> _YOUR TASK_
Search the material for the word "text" and report each line where it turns up.

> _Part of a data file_
************
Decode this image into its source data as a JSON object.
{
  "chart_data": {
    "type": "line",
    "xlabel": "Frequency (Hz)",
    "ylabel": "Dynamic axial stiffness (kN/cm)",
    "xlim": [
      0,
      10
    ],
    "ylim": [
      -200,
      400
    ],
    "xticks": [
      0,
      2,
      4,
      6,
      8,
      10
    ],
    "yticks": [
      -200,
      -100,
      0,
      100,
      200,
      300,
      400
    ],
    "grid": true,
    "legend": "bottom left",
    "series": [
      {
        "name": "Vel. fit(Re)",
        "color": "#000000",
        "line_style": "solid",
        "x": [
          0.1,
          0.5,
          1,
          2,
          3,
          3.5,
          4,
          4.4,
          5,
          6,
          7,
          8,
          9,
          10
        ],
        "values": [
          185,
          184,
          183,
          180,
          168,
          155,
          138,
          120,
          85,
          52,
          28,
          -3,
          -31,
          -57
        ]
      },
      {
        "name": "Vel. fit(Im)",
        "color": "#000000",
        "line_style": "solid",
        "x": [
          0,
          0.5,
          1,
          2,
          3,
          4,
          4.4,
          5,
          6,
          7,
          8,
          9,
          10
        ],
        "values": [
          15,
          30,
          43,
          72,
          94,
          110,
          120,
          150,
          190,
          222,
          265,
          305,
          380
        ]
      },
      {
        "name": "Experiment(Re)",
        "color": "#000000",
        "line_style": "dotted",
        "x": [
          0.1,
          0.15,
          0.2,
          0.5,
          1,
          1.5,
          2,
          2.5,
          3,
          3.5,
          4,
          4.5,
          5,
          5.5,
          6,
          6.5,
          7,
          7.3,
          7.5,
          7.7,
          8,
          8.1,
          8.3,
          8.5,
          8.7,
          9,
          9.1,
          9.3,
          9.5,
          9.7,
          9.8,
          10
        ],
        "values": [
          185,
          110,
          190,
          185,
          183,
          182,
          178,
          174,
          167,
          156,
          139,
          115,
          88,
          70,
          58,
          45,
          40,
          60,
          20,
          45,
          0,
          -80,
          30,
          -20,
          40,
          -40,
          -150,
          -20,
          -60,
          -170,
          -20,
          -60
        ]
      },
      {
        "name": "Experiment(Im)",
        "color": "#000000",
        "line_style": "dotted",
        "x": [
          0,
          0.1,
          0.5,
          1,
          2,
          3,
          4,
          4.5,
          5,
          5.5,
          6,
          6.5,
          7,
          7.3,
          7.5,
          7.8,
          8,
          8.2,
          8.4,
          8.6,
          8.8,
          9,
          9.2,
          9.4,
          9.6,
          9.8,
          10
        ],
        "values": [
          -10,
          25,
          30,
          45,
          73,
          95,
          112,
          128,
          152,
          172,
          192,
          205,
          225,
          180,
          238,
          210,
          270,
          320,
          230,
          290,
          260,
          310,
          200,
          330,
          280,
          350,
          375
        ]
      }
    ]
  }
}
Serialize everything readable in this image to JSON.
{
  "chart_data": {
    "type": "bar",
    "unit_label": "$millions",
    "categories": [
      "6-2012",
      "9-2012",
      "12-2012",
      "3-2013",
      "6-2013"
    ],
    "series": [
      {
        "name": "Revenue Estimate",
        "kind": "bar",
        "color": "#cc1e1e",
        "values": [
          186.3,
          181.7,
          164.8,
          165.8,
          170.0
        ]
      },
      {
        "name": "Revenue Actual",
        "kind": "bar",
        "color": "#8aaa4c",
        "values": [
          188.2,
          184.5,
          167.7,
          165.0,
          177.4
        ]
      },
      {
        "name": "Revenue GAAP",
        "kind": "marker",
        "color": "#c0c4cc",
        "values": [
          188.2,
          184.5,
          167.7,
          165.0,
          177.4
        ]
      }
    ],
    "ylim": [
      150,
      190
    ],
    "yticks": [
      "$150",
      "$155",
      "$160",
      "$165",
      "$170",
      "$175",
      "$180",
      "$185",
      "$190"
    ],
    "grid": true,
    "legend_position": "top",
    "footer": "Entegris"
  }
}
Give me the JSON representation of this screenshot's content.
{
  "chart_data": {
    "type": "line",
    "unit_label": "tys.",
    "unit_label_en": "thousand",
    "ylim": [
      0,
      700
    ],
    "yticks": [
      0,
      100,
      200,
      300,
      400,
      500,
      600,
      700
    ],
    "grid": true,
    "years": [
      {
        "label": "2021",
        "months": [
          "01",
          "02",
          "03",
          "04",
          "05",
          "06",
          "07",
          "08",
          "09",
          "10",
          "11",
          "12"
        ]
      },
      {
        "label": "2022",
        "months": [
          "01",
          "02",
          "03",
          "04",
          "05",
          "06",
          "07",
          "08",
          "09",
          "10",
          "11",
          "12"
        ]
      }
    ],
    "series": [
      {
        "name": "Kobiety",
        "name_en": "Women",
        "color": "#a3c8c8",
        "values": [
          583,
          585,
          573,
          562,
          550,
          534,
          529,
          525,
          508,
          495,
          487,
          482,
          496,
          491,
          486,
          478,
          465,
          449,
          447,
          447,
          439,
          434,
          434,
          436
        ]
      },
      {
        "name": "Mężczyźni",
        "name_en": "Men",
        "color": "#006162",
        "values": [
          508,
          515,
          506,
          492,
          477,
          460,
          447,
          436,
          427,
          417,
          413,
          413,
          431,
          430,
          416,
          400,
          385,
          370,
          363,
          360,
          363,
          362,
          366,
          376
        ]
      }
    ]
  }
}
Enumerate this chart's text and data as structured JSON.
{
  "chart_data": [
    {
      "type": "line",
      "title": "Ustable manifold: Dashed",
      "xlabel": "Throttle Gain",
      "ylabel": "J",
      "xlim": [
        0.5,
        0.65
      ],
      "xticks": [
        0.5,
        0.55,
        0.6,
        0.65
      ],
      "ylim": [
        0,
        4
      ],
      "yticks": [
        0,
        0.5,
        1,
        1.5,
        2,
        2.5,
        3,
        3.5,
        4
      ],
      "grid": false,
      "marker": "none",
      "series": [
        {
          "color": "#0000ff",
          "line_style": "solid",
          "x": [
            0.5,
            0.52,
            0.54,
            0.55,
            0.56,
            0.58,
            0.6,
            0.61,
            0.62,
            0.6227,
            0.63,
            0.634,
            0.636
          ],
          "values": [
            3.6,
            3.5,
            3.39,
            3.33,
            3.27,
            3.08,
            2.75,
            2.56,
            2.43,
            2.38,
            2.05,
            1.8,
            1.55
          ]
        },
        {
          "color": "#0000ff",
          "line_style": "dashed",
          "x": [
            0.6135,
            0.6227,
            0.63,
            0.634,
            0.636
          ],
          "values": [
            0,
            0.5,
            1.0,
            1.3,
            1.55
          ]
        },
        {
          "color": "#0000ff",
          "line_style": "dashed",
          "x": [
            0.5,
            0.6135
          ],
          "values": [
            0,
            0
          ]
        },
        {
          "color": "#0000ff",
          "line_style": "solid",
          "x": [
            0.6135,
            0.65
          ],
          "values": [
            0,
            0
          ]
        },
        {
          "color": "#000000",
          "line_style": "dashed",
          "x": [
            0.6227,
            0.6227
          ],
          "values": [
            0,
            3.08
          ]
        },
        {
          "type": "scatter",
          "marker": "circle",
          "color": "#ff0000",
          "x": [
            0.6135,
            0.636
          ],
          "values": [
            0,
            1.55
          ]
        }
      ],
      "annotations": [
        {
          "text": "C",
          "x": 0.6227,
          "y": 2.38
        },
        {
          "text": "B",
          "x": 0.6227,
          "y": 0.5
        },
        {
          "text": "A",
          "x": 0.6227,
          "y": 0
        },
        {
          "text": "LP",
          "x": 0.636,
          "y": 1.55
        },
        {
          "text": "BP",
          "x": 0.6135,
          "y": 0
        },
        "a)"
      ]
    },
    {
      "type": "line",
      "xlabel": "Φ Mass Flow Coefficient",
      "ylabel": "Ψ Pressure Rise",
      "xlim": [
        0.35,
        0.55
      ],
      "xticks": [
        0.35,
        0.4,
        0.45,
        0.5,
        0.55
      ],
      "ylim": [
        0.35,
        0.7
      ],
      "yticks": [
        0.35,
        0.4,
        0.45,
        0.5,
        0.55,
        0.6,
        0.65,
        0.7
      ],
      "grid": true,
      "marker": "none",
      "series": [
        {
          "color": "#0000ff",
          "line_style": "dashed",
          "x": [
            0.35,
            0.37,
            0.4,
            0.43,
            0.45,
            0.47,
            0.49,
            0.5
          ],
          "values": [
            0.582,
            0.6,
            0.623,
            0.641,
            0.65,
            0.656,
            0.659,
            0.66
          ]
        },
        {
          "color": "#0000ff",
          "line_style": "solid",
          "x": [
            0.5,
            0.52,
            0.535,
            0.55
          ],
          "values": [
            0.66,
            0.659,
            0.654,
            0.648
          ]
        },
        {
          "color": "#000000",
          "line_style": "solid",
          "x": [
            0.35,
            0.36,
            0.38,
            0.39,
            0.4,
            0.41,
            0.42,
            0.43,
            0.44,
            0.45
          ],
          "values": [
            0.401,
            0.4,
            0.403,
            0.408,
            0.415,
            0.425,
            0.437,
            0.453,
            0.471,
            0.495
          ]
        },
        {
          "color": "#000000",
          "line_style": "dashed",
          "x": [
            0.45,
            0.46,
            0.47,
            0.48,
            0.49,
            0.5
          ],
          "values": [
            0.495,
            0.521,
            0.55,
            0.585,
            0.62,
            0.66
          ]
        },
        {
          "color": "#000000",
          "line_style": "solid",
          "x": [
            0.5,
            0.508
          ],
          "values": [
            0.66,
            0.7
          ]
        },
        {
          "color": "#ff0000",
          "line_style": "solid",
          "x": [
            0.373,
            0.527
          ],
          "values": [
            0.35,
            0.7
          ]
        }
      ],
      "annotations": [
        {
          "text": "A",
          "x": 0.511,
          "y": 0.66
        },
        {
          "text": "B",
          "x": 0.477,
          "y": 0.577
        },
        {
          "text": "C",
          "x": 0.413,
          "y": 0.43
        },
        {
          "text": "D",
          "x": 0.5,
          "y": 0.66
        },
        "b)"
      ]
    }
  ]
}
************
> _RESULT_
Enumerate this chart's text and data as structured JSON.
          "text": "C",
          "text": "B",
          "text": "A",
          "text": "LP",
          "text": "BP",
          "text": "A",
          "text": "B",
          "text": "C",
          "text": "D",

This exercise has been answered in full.